**Задания**:
1. Ответьте по отрывку на три вопроса:
(a) В каком положении находилась Русская Церковь в России к началу 40-х годов?
(b) В каком году Василий Виноградов оказался в Америке?
(c) Над чем, по словам Шаховского, совершался один Божий суд?
2. Перепишите часть отрывка от «Это - полная» до «гроза – началась война.», заменив «Америке» на «Соединённых Штатах».

**Отрывок текста**:
■ ■ ■
Надежда на Бога только в безграничности истинна. (Действительно, “нам ли ведать Промысел Господень?” – В.Е.) И тем истинней, чем безграничней. Пути Промысла открывались в процессе самих событий. Наша встреча с Россией осуществилась, но не так, как мы думали – более глубоко и метафизично, чем мы могли предполагать.

К началу 40-х годов Русская Церковь стояла в России накануне своего полного уничтожения”.

Это - полная правда. К этому времени Иоанн Шаховской познакомился с отцом Василием Виноградовым, который эмигрировал во время войны и в 1946 году оказался в Америке, где находился и Иоанн Шаховской. Василий Виноградов, проезжая из ссылки Москву, был у митрополита Сергия и услышал от него (где-то в марте 1941 года) горькие слова: “Церковь в России доживает последние дни; раньше они душили нас, но выполняли свои обещания, теперь они душат нас, но обещаний уже не выполняют”. И вот три месяца спустя прогремела гроза – началась война.

Как Шаховской пишет далее: “Тут дело было не в борьбе “Германии” и “России” или “национал-социализма” с “марксизмом”, а в одном Божьем суде над двумя лжерелигиями, лжемессианствами человечества; столь различными и столь одинаковыми в своем восстании против Божьего Духа”.
■ ■ ■
**Исходные данные**:
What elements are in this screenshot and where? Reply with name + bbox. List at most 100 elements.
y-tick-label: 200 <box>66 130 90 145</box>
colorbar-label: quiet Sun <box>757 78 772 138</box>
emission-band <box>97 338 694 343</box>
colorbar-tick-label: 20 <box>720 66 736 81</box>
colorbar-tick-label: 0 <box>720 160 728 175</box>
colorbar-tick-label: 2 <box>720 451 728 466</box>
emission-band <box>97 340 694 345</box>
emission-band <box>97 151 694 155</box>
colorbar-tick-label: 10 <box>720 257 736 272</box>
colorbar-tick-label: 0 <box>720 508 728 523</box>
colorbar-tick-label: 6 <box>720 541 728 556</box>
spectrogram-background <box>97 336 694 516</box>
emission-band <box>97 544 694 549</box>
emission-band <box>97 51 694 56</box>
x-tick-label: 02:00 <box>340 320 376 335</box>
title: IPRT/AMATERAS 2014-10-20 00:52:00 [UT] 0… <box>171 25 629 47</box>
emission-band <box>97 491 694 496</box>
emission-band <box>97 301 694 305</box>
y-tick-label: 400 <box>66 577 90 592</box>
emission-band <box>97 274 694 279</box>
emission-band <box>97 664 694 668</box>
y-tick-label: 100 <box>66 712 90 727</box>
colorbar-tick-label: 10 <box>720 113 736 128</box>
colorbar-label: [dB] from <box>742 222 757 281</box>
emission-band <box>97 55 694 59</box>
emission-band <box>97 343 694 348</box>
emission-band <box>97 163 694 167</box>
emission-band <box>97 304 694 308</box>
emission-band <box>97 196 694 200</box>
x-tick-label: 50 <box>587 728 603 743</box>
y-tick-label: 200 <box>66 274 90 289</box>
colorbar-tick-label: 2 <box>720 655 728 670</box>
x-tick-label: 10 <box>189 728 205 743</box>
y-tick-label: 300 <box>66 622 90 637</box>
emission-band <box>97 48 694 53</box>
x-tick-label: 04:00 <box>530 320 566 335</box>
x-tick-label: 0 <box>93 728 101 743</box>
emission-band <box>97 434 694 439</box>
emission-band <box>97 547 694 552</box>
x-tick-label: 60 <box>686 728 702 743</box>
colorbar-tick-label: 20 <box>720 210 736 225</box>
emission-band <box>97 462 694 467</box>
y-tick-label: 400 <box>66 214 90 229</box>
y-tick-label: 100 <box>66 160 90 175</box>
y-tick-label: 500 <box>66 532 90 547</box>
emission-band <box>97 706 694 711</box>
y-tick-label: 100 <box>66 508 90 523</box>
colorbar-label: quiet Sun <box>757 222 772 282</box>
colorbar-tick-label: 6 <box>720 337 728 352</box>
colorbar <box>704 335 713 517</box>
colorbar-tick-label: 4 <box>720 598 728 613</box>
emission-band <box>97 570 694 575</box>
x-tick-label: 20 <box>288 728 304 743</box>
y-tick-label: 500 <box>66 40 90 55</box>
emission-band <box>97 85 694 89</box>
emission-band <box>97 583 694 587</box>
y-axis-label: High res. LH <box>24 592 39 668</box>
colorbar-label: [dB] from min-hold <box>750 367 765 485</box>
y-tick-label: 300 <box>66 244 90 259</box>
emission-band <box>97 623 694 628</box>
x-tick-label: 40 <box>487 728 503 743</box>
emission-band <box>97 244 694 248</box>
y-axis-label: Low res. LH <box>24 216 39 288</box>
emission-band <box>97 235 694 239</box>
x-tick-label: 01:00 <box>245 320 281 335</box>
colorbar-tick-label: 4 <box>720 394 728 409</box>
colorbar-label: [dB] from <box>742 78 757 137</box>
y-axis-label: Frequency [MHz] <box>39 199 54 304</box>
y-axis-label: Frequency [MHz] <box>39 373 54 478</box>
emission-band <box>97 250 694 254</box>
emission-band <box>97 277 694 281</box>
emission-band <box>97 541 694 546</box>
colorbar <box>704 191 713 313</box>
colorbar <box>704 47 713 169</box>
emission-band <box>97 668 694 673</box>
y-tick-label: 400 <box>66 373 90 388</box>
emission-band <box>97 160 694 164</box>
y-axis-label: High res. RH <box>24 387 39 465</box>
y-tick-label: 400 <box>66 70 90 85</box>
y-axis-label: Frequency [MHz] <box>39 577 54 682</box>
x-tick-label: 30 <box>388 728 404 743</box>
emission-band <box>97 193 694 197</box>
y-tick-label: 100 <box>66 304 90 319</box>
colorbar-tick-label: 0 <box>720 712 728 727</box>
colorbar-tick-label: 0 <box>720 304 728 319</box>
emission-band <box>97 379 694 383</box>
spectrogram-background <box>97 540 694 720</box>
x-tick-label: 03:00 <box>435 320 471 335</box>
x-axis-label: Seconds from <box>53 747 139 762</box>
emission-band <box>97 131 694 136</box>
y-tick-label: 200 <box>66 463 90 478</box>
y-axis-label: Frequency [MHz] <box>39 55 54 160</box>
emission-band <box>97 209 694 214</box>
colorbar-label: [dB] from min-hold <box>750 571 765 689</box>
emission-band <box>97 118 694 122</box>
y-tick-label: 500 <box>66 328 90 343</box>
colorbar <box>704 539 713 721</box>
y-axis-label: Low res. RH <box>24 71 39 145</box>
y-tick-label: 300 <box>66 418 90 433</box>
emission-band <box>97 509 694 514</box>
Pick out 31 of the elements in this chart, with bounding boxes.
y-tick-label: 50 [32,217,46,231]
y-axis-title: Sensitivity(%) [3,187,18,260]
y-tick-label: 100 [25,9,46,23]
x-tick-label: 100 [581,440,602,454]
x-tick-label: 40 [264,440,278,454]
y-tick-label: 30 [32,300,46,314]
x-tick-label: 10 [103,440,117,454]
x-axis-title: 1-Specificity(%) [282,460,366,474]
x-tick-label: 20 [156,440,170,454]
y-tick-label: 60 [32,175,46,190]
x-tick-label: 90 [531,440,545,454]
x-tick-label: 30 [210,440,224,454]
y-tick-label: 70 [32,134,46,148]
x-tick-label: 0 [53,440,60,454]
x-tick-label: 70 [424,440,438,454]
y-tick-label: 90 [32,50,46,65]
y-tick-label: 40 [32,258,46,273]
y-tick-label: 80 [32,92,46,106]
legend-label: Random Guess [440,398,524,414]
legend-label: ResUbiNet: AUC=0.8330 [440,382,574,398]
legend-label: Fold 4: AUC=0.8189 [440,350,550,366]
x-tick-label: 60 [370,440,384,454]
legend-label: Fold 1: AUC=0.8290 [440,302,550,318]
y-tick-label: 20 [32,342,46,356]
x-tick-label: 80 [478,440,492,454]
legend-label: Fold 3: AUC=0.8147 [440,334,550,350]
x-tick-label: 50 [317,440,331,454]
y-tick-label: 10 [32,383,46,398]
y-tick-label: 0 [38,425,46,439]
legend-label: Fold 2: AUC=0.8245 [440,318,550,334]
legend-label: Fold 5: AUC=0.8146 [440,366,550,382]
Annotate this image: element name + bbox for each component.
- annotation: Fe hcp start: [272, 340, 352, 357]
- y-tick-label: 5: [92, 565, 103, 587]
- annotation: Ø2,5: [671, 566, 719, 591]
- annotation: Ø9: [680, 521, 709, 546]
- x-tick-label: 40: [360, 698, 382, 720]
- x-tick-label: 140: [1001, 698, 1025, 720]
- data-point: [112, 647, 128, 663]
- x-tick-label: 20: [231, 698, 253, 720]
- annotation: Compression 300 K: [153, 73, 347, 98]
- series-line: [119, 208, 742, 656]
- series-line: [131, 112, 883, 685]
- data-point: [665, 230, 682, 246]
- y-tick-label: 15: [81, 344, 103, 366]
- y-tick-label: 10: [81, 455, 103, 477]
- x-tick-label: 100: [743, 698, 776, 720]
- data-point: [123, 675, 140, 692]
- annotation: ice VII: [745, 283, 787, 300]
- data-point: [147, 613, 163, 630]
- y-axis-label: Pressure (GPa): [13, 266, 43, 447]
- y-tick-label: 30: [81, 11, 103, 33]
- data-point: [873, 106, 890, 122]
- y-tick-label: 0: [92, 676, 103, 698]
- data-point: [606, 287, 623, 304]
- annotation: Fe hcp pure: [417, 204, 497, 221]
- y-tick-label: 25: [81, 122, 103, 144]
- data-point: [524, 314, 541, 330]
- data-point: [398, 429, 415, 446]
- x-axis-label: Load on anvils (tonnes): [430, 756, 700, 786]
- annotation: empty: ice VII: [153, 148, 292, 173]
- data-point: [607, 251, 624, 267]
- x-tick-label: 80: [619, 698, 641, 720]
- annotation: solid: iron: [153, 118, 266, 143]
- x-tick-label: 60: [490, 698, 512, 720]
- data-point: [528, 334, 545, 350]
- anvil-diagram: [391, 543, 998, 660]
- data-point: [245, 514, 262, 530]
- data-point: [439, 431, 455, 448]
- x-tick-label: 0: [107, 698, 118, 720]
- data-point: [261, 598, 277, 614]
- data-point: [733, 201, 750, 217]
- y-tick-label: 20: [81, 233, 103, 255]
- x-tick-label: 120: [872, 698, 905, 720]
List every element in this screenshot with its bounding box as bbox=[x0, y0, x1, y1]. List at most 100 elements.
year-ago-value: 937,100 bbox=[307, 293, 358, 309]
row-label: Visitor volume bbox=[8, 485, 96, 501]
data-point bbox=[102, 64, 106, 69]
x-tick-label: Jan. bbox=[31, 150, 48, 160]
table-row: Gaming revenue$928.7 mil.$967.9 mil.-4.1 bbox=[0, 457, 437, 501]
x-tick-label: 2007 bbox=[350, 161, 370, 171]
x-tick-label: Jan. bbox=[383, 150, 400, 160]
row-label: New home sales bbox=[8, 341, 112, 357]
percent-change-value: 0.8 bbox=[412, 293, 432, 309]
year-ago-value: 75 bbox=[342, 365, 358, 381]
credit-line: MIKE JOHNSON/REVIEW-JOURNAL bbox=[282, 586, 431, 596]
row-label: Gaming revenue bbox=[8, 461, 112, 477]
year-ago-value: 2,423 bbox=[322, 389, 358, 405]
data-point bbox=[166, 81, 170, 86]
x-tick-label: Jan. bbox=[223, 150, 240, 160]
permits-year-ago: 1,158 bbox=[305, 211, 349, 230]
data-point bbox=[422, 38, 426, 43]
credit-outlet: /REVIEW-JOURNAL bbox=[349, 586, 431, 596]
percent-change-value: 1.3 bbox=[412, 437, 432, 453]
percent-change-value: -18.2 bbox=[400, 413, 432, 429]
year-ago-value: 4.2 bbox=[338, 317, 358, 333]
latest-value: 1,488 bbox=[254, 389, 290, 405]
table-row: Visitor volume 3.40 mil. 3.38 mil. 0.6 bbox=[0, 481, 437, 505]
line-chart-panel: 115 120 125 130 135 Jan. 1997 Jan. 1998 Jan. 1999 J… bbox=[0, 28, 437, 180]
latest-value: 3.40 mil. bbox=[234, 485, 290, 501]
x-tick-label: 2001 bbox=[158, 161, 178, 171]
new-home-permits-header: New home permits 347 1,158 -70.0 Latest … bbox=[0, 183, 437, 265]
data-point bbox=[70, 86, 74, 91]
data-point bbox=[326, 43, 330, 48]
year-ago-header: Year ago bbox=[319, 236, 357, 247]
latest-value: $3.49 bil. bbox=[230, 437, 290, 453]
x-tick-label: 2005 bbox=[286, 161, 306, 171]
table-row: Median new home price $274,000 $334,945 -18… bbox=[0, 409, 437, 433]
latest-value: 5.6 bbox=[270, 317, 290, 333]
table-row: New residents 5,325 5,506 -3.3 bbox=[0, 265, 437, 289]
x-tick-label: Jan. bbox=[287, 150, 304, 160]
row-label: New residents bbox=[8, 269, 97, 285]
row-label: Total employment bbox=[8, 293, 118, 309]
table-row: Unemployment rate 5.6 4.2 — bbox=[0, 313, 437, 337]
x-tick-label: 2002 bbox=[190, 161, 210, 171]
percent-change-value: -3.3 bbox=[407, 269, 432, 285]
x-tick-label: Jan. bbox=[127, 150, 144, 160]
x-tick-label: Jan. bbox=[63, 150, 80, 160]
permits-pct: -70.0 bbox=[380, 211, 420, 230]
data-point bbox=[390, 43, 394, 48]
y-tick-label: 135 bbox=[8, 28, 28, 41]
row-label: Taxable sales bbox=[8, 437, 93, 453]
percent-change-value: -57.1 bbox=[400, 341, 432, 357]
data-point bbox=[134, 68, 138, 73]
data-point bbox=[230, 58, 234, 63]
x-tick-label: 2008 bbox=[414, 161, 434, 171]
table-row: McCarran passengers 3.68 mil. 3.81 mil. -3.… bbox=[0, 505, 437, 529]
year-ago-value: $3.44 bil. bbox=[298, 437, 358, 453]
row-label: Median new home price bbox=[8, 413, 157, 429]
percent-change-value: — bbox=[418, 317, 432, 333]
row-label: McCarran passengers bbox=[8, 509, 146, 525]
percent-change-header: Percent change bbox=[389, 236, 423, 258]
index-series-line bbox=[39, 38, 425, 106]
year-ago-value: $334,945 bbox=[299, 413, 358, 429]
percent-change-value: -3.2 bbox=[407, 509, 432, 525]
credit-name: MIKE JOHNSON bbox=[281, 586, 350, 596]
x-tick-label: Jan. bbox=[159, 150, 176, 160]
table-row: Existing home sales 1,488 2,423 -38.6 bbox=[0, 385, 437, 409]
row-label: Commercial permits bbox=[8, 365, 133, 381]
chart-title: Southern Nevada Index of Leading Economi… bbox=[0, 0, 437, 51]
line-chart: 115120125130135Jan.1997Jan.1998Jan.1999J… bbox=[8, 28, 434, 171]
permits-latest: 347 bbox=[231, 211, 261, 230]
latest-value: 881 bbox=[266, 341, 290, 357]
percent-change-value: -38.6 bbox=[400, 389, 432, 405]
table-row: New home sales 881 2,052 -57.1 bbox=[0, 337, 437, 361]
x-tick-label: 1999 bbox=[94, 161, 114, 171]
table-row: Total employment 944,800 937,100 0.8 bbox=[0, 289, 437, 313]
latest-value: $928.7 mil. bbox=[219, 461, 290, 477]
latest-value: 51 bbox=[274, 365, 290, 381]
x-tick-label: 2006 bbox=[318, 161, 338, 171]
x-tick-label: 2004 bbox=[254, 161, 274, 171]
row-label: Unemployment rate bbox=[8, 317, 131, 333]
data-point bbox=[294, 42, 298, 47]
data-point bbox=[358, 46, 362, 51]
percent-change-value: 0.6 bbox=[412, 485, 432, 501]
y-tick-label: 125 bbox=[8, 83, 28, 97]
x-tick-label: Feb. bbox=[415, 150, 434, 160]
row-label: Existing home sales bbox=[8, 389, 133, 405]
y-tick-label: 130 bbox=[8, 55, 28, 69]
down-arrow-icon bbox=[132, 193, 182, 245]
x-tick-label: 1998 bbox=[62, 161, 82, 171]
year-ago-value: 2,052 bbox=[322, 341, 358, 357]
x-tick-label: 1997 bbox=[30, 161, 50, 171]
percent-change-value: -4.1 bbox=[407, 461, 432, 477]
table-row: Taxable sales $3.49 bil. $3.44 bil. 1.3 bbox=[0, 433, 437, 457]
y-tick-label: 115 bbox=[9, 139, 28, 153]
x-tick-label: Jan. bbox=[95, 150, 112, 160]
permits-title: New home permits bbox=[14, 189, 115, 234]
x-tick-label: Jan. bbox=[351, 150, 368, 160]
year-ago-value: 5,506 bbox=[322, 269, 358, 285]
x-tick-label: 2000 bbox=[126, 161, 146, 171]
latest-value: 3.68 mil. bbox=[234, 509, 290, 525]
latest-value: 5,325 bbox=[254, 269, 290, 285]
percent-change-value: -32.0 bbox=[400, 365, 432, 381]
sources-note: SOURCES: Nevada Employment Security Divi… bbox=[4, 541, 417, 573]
■ ■ ■
**Ответы к заданиям**:
1.
(a) Накануне своего полного уничтожения.
(b) В 1946 году.
(c) Над двумя лжерелигиями, лжемессианствами человечества.

2.
Это - полная правда. К этому времени Иоанн Шаховской познакомился с отцом Василием Виноградовым, который эмигрировал во время войны и в 1946 году оказался в Соединённых Штатах, где находился и Иоанн Шаховской. Василий Виноградов, проезжая из ссылки Москву, был у митрополита Сергия и услышал от него (где-то в марте 1941 года) горькие слова: “Церковь в России доживает последние дни; раньше они душили нас, но выполняли свои обещания, теперь они душат нас, но обещаний уже не выполняют”. И вот три месяца спустя прогремела гроза – началась война.